EXERCISE OBJECTIVE: Set down the full listing exactly, character for character.

(Entries with figure data)

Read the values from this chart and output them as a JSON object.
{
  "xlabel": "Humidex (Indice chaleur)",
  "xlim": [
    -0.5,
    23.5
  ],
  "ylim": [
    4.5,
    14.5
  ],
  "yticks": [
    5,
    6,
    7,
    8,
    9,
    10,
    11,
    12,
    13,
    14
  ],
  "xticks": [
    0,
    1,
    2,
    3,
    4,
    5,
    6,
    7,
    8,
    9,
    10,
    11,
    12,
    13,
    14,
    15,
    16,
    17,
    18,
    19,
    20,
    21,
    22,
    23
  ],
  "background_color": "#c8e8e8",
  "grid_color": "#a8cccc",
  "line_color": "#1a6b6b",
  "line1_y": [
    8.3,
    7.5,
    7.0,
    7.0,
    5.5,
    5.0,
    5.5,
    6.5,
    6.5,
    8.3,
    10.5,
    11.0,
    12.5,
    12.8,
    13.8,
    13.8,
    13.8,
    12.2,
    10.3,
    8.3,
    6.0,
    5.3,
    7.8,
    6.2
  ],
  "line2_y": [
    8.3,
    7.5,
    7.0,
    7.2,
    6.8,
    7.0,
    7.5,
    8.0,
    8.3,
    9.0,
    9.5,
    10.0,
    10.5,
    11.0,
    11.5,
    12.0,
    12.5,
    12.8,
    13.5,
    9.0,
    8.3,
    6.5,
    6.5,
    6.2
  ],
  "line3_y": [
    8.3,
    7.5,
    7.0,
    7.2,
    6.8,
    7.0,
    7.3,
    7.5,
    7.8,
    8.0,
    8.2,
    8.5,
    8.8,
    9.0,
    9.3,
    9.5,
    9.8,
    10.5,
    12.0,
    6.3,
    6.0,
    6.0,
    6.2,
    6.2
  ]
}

FULL RESPONSE:
Read the values from this chart and output them as a JSON object.
{
  "xlabel": "Humidex (Indice chaleur)",
  "xlim": [
    -0.5,
    23.5
  ],
  "ylim": [
    4.5,
    14.5
  ],
  "yticks": [
    5,
    6,
    7,
    8,
    9,
    10,
    11,
    12,
    13,
    14
  ],
  "xticks": [
    0,
    1,
    2,
    3,
    4,
    5,
    6,
    7,
    8,
    9,
    10,
    11,
    12,
    13,
    14,
    15,
    16,
    17,
    18,
    19,
    20,
    21,
    22,
    23
  ],
  "background_color": "#c8e8e8",
  "grid_color": "#a8cccc",
  "line_color": "#1a6b6b",
  "line1_y": [
    8.3,
    7.5,
    7.0,
    7.0,
    5.5,
    5.0,
    5.5,
    6.5,
    6.5,
    8.3,
    10.5,
    11.0,
    12.5,
    12.8,
    13.8,
    13.8,
    13.8,
    12.2,
    10.3,
    8.3,
    6.0,
    5.3,
    7.8,
    6.2
  ],
  "line2_y": [
    8.3,
    7.5,
    7.0,
    7.2,
    6.8,
    7.0,
    7.5,
    8.0,
    8.3,
    9.0,
    9.5,
    10.0,
    10.5,
    11.0,
    11.5,
    12.0,
    12.5,
    12.8,
    13.5,
    9.0,
    8.3,
    6.5,
    6.5,
    6.2
  ],
  "line3_y": [
    8.3,
    7.5,
    7.0,
    7.2,
    6.8,
    7.0,
    7.3,
    7.5,
    7.8,
    8.0,
    8.2,
    8.5,
    8.8,
    9.0,
    9.3,
    9.5,
    9.8,
    10.5,
    12.0,
    6.3,
    6.0,
    6.0,
    6.2,
    6.2
  ]
}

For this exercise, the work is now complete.